(Chart and figure data)
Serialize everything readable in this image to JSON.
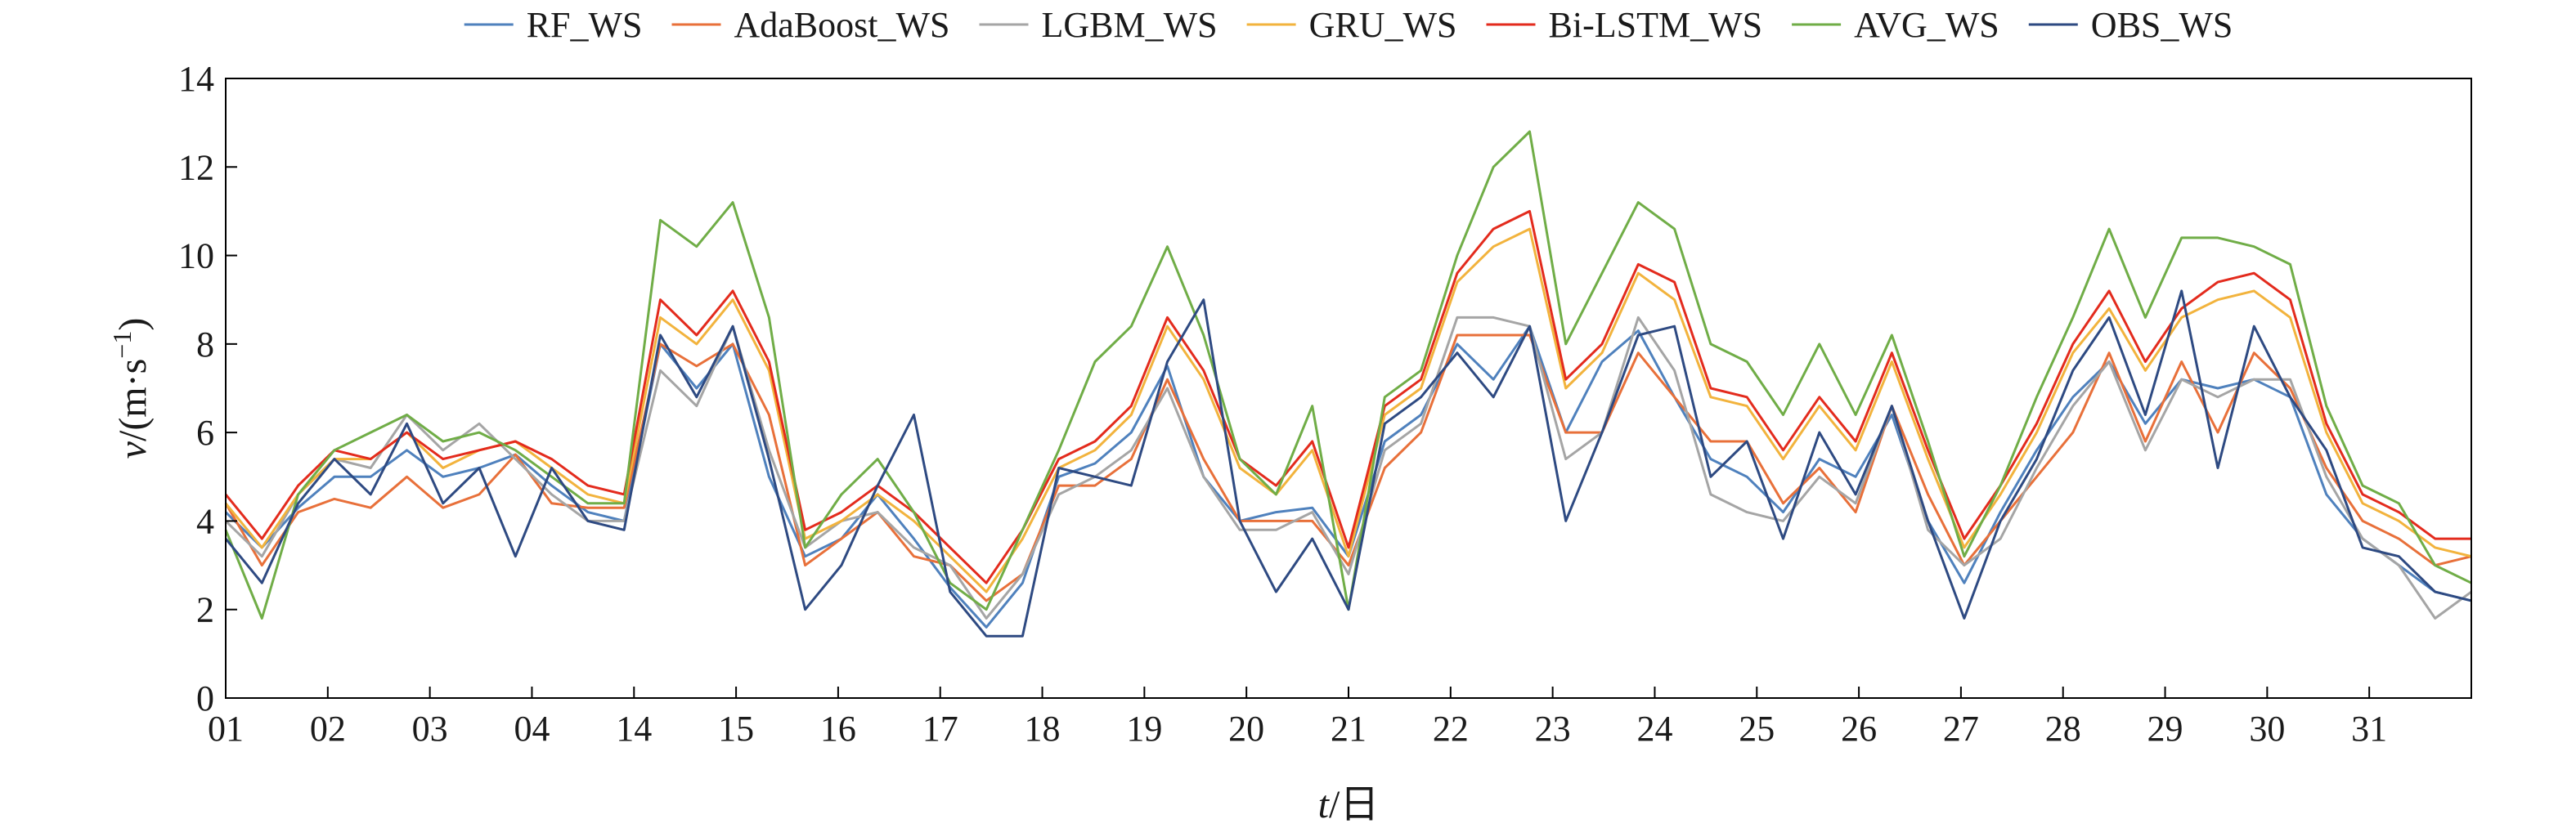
{
  "chart_data": {
    "type": "line",
    "title": "",
    "xlabel_italic": "t",
    "xlabel_suffix": "/日",
    "ylabel_italic": "v",
    "ylabel_base": "/(m·s",
    "ylabel_sup": "−1",
    "ylabel_close": ")",
    "ylim": [
      0,
      14
    ],
    "y_ticks": [
      0,
      2,
      4,
      6,
      8,
      10,
      12,
      14
    ],
    "xlim": [
      1,
      32
    ],
    "x_ticks": [
      "01",
      "02",
      "03",
      "04",
      "14",
      "15",
      "16",
      "17",
      "18",
      "19",
      "20",
      "21",
      "22",
      "23",
      "24",
      "25",
      "26",
      "27",
      "28",
      "29",
      "30",
      "31"
    ],
    "grid": false,
    "legend_position": "top",
    "series": [
      {
        "name": "RF_WS",
        "color": "#4f81bd",
        "x": [
          1,
          1.5,
          2,
          2.5,
          3,
          3.5,
          4,
          4.5,
          5,
          5.5,
          6,
          6.5,
          7,
          7.5,
          8,
          8.5,
          9,
          9.5,
          10,
          10.5,
          11,
          11.5,
          12,
          12.5,
          13,
          13.5,
          14,
          14.5,
          15,
          15.5,
          16,
          16.5,
          17,
          17.5,
          18,
          18.5,
          19,
          19.5,
          20,
          20.5,
          21,
          21.5,
          22,
          22.5,
          23,
          23.5,
          24,
          24.5,
          25,
          25.5,
          26,
          26.5,
          27,
          27.5,
          28,
          28.5,
          29,
          29.5,
          30,
          30.5,
          31,
          31.5,
          32
        ],
        "values": [
          4.2,
          3.4,
          4.3,
          5.0,
          5.0,
          5.6,
          5.0,
          5.2,
          5.5,
          4.8,
          4.2,
          4.0,
          8.0,
          7.0,
          8.0,
          5.0,
          3.2,
          3.6,
          4.6,
          3.6,
          2.5,
          1.6,
          2.6,
          5.0,
          5.3,
          6.0,
          7.5,
          5.0,
          4.0,
          4.2,
          4.3,
          3.2,
          5.8,
          6.4,
          8.0,
          7.2,
          8.4,
          6.0,
          7.6,
          8.3,
          6.8,
          5.4,
          5.0,
          4.2,
          5.4,
          5.0,
          6.4,
          4.0,
          2.6,
          4.2,
          5.6,
          6.8,
          7.6,
          6.2,
          7.2,
          7.0,
          7.2,
          6.8,
          4.6,
          3.6,
          3.0,
          2.4,
          2.2
        ]
      },
      {
        "name": "AdaBoost_WS",
        "color": "#e8703a",
        "x": [
          1,
          1.5,
          2,
          2.5,
          3,
          3.5,
          4,
          4.5,
          5,
          5.5,
          6,
          6.5,
          7,
          7.5,
          8,
          8.5,
          9,
          9.5,
          10,
          10.5,
          11,
          11.5,
          12,
          12.5,
          13,
          13.5,
          14,
          14.5,
          15,
          15.5,
          16,
          16.5,
          17,
          17.5,
          18,
          18.5,
          19,
          19.5,
          20,
          20.5,
          21,
          21.5,
          22,
          22.5,
          23,
          23.5,
          24,
          24.5,
          25,
          25.5,
          26,
          26.5,
          27,
          27.5,
          28,
          28.5,
          29,
          29.5,
          30,
          30.5,
          31,
          31.5,
          32
        ],
        "values": [
          4.4,
          3.0,
          4.2,
          4.5,
          4.3,
          5.0,
          4.3,
          4.6,
          5.5,
          4.4,
          4.3,
          4.3,
          8.0,
          7.5,
          8.0,
          6.4,
          3.0,
          3.6,
          4.2,
          3.2,
          3.0,
          2.2,
          2.8,
          4.8,
          4.8,
          5.4,
          7.2,
          5.4,
          4.0,
          4.0,
          4.0,
          3.0,
          5.2,
          6.0,
          8.2,
          8.2,
          8.2,
          6.0,
          6.0,
          7.8,
          6.8,
          5.8,
          5.8,
          4.4,
          5.2,
          4.2,
          6.6,
          4.6,
          3.0,
          4.0,
          5.0,
          6.0,
          7.8,
          5.8,
          7.6,
          6.0,
          7.8,
          7.0,
          5.2,
          4.0,
          3.6,
          3.0,
          3.2
        ]
      },
      {
        "name": "LGBM_WS",
        "color": "#a5a5a5",
        "x": [
          1,
          1.5,
          2,
          2.5,
          3,
          3.5,
          4,
          4.5,
          5,
          5.5,
          6,
          6.5,
          7,
          7.5,
          8,
          8.5,
          9,
          9.5,
          10,
          10.5,
          11,
          11.5,
          12,
          12.5,
          13,
          13.5,
          14,
          14.5,
          15,
          15.5,
          16,
          16.5,
          17,
          17.5,
          18,
          18.5,
          19,
          19.5,
          20,
          20.5,
          21,
          21.5,
          22,
          22.5,
          23,
          23.5,
          24,
          24.5,
          25,
          25.5,
          26,
          26.5,
          27,
          27.5,
          28,
          28.5,
          29,
          29.5,
          30,
          30.5,
          31,
          31.5,
          32
        ],
        "values": [
          4.0,
          3.2,
          4.6,
          5.4,
          5.2,
          6.4,
          5.6,
          6.2,
          5.4,
          4.6,
          4.0,
          4.0,
          7.4,
          6.6,
          8.4,
          5.6,
          3.4,
          4.0,
          4.2,
          3.4,
          3.0,
          1.8,
          2.8,
          4.6,
          5.0,
          5.6,
          7.0,
          5.0,
          3.8,
          3.8,
          4.2,
          2.8,
          5.6,
          6.2,
          8.6,
          8.6,
          8.4,
          5.4,
          6.0,
          8.6,
          7.4,
          4.6,
          4.2,
          4.0,
          5.0,
          4.4,
          6.6,
          3.8,
          3.0,
          3.6,
          5.2,
          6.6,
          7.6,
          5.6,
          7.2,
          6.8,
          7.2,
          7.2,
          5.0,
          3.6,
          3.0,
          1.8,
          2.4
        ]
      },
      {
        "name": "GRU_WS",
        "color": "#f2b33d",
        "x": [
          1,
          1.5,
          2,
          2.5,
          3,
          3.5,
          4,
          4.5,
          5,
          5.5,
          6,
          6.5,
          7,
          7.5,
          8,
          8.5,
          9,
          9.5,
          10,
          10.5,
          11,
          11.5,
          12,
          12.5,
          13,
          13.5,
          14,
          14.5,
          15,
          15.5,
          16,
          16.5,
          17,
          17.5,
          18,
          18.5,
          19,
          19.5,
          20,
          20.5,
          21,
          21.5,
          22,
          22.5,
          23,
          23.5,
          24,
          24.5,
          25,
          25.5,
          26,
          26.5,
          27,
          27.5,
          28,
          28.5,
          29,
          29.5,
          30,
          30.5,
          31,
          31.5,
          32
        ],
        "values": [
          4.4,
          3.4,
          4.6,
          5.4,
          5.4,
          6.0,
          5.2,
          5.6,
          5.8,
          5.2,
          4.6,
          4.4,
          8.6,
          8.0,
          9.0,
          7.4,
          3.6,
          4.0,
          4.6,
          4.0,
          3.2,
          2.4,
          3.6,
          5.2,
          5.6,
          6.4,
          8.4,
          7.2,
          5.2,
          4.6,
          5.6,
          3.2,
          6.4,
          7.0,
          9.4,
          10.2,
          10.6,
          7.0,
          7.8,
          9.6,
          9.0,
          6.8,
          6.6,
          5.4,
          6.6,
          5.6,
          7.6,
          5.4,
          3.4,
          4.6,
          6.0,
          7.8,
          8.8,
          7.4,
          8.6,
          9.0,
          9.2,
          8.6,
          6.0,
          4.4,
          4.0,
          3.4,
          3.2
        ]
      },
      {
        "name": "Bi-LSTM_WS",
        "color": "#e32b1d",
        "x": [
          1,
          1.5,
          2,
          2.5,
          3,
          3.5,
          4,
          4.5,
          5,
          5.5,
          6,
          6.5,
          7,
          7.5,
          8,
          8.5,
          9,
          9.5,
          10,
          10.5,
          11,
          11.5,
          12,
          12.5,
          13,
          13.5,
          14,
          14.5,
          15,
          15.5,
          16,
          16.5,
          17,
          17.5,
          18,
          18.5,
          19,
          19.5,
          20,
          20.5,
          21,
          21.5,
          22,
          22.5,
          23,
          23.5,
          24,
          24.5,
          25,
          25.5,
          26,
          26.5,
          27,
          27.5,
          28,
          28.5,
          29,
          29.5,
          30,
          30.5,
          31,
          31.5,
          32
        ],
        "values": [
          4.6,
          3.6,
          4.8,
          5.6,
          5.4,
          6.0,
          5.4,
          5.6,
          5.8,
          5.4,
          4.8,
          4.6,
          9.0,
          8.2,
          9.2,
          7.6,
          3.8,
          4.2,
          4.8,
          4.2,
          3.4,
          2.6,
          3.8,
          5.4,
          5.8,
          6.6,
          8.6,
          7.4,
          5.4,
          4.8,
          5.8,
          3.4,
          6.6,
          7.2,
          9.6,
          10.6,
          11.0,
          7.2,
          8.0,
          9.8,
          9.4,
          7.0,
          6.8,
          5.6,
          6.8,
          5.8,
          7.8,
          5.6,
          3.6,
          4.8,
          6.2,
          8.0,
          9.2,
          7.6,
          8.8,
          9.4,
          9.6,
          9.0,
          6.2,
          4.6,
          4.2,
          3.6,
          3.6
        ]
      },
      {
        "name": "AVG_WS",
        "color": "#70ad47",
        "x": [
          1,
          1.5,
          2,
          2.5,
          3,
          3.5,
          4,
          4.5,
          5,
          5.5,
          6,
          6.5,
          7,
          7.5,
          8,
          8.5,
          9,
          9.5,
          10,
          10.5,
          11,
          11.5,
          12,
          12.5,
          13,
          13.5,
          14,
          14.5,
          15,
          15.5,
          16,
          16.5,
          17,
          17.5,
          18,
          18.5,
          19,
          19.5,
          20,
          20.5,
          21,
          21.5,
          22,
          22.5,
          23,
          23.5,
          24,
          24.5,
          25,
          25.5,
          26,
          26.5,
          27,
          27.5,
          28,
          28.5,
          29,
          29.5,
          30,
          30.5,
          31,
          31.5,
          32
        ],
        "values": [
          3.8,
          1.8,
          4.6,
          5.6,
          6.0,
          6.4,
          5.8,
          6.0,
          5.6,
          5.0,
          4.4,
          4.4,
          10.8,
          10.2,
          11.2,
          8.6,
          3.4,
          4.6,
          5.4,
          4.2,
          2.6,
          2.0,
          3.8,
          5.6,
          7.6,
          8.4,
          10.2,
          8.2,
          5.4,
          4.6,
          6.6,
          2.0,
          6.8,
          7.4,
          10.0,
          12.0,
          12.8,
          8.0,
          9.6,
          11.2,
          10.6,
          8.0,
          7.6,
          6.4,
          8.0,
          6.4,
          8.2,
          5.8,
          3.2,
          4.8,
          6.8,
          8.6,
          10.6,
          8.6,
          10.4,
          10.4,
          10.2,
          9.8,
          6.6,
          4.8,
          4.4,
          3.0,
          2.6
        ]
      },
      {
        "name": "OBS_WS",
        "color": "#2e4a82",
        "x": [
          1,
          1.5,
          2,
          2.5,
          3,
          3.5,
          4,
          4.5,
          5,
          5.5,
          6,
          6.5,
          7,
          7.5,
          8,
          8.5,
          9,
          9.5,
          10,
          10.5,
          11,
          11.5,
          12,
          12.5,
          13,
          13.5,
          14,
          14.5,
          15,
          15.5,
          16,
          16.5,
          17,
          17.5,
          18,
          18.5,
          19,
          19.5,
          20,
          20.5,
          21,
          21.5,
          22,
          22.5,
          23,
          23.5,
          24,
          24.5,
          25,
          25.5,
          26,
          26.5,
          27,
          27.5,
          28,
          28.5,
          29,
          29.5,
          30,
          30.5,
          31,
          31.5,
          32
        ],
        "values": [
          3.6,
          2.6,
          4.4,
          5.4,
          4.6,
          6.2,
          4.4,
          5.2,
          3.2,
          5.2,
          4.0,
          3.8,
          8.2,
          6.8,
          8.4,
          5.4,
          2.0,
          3.0,
          4.8,
          6.4,
          2.4,
          1.4,
          1.4,
          5.2,
          5.0,
          4.8,
          7.6,
          9.0,
          4.0,
          2.4,
          3.6,
          2.0,
          6.2,
          6.8,
          7.8,
          6.8,
          8.4,
          4.0,
          6.0,
          8.2,
          8.4,
          5.0,
          5.8,
          3.6,
          6.0,
          4.6,
          6.6,
          4.0,
          1.8,
          4.0,
          5.4,
          7.4,
          8.6,
          6.4,
          9.2,
          5.2,
          8.4,
          6.8,
          5.6,
          3.4,
          3.2,
          2.4,
          2.2
        ]
      }
    ]
  }
}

Task instructions: Establish how many lines of the material above hold the word "color". Nothing but the count should be returned.

Written reply: 7